Your task –
Which lines hold the word "name"? Copy each of them from the material.

Data to use –
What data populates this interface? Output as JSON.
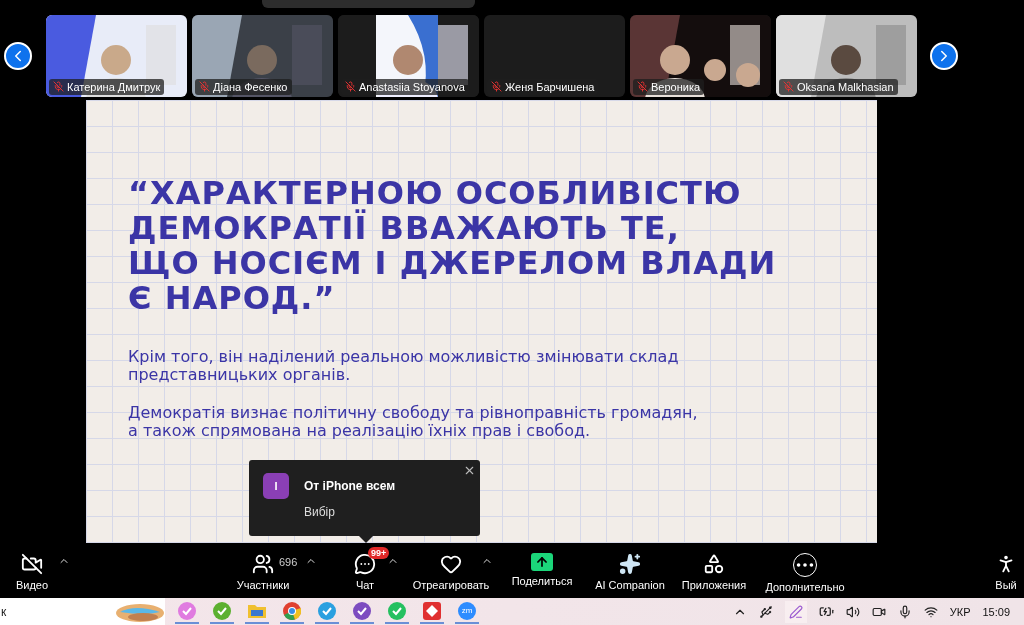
{
  "participants": [
    {
      "name": "Катерина Дмитрук",
      "muted": true,
      "video": true
    },
    {
      "name": "Діана Фесенко",
      "muted": true,
      "video": true
    },
    {
      "name": "Anastasiia Stoyanova",
      "muted": true,
      "video": true
    },
    {
      "name": "Женя Барчишена",
      "muted": true,
      "video": false
    },
    {
      "name": "Вероника",
      "muted": true,
      "video": true
    },
    {
      "name": "Oksana Malkhasian",
      "muted": true,
      "video": true
    }
  ],
  "slide": {
    "title_lines": [
      "“ХАРАКТЕРНОЮ ОСОБЛИВІСТЮ",
      "ДЕМОКРАТІЇ ВВАЖАЮТЬ ТЕ,",
      "ЩО НОСІЄМ І ДЖЕРЕЛОМ ВЛАДИ",
      "Є НАРОД.”"
    ],
    "paragraphs": [
      "Крім того, він наділений реальною можливістю змінювати склад представницьких органів.",
      "Демократія визнає політичну свободу та рівноправність громадян, а також спрямована на реалізацію їхніх прав і свобод."
    ]
  },
  "notification": {
    "avatar": "I",
    "title": "От iPhone всем",
    "message": "Вибір"
  },
  "toolbar": [
    {
      "kind": "video",
      "label": "Видео",
      "off": true,
      "caret": true
    },
    {
      "kind": "participants",
      "label": "Участники",
      "count": "696",
      "caret": true
    },
    {
      "kind": "chat",
      "label": "Чат",
      "badge": "99+",
      "caret": true
    },
    {
      "kind": "react",
      "label": "Отреагировать",
      "caret": true
    },
    {
      "kind": "share",
      "label": "Поделиться",
      "caret": false
    },
    {
      "kind": "ai",
      "label": "AI Companion",
      "caret": false
    },
    {
      "kind": "apps",
      "label": "Приложения",
      "caret": false
    },
    {
      "kind": "more",
      "label": "Дополнительно",
      "caret": false
    },
    {
      "kind": "leave",
      "label": "Вый",
      "caret": false
    }
  ],
  "taskbar": {
    "search": "к",
    "apps": [
      {
        "kind": "copilot"
      },
      {
        "kind": "torrent"
      },
      {
        "kind": "files"
      },
      {
        "kind": "chrome"
      },
      {
        "kind": "telegram"
      },
      {
        "kind": "viber"
      },
      {
        "kind": "whatsapp"
      },
      {
        "kind": "anydesk"
      },
      {
        "kind": "zoom",
        "label": "zm"
      }
    ],
    "language": "УКР",
    "time": "15:09"
  }
}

Task response –
      "name": "Катерина Дмитрук",
      "name": "Діана Фесенко",
      "name": "Anastasiia Stoyanova",
      "name": "Женя Барчишена",
      "name": "Вероника",
      "name": "Oksana Malkhasian",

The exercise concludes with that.